> [WORK TO BE COMPLETED]
Extract all lines in the data that contain the word "this".

(Chart and figure data)
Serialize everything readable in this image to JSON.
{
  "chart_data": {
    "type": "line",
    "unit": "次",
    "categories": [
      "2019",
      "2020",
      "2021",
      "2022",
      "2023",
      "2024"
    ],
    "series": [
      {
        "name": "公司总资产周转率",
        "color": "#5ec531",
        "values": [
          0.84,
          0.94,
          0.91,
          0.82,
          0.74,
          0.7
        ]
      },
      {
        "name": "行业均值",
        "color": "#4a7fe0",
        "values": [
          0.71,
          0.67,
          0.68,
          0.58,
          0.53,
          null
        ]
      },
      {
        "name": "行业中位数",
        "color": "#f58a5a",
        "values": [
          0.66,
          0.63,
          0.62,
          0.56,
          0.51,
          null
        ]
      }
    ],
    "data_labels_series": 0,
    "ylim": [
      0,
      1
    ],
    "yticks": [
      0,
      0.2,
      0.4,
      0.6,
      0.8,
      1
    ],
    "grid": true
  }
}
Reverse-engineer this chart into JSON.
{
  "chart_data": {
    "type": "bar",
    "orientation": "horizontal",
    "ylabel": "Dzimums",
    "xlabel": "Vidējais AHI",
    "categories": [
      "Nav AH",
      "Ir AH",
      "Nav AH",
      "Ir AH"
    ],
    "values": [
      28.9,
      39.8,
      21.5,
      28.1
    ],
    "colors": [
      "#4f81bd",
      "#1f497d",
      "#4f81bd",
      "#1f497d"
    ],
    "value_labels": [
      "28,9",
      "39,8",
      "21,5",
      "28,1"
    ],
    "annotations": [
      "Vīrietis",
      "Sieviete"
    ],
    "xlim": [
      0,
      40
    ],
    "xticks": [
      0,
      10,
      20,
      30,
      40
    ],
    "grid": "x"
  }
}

> [CORRECT OUTPUT]
Serialize everything readable in this image to JSON.
Reverse-engineer this chart into JSON.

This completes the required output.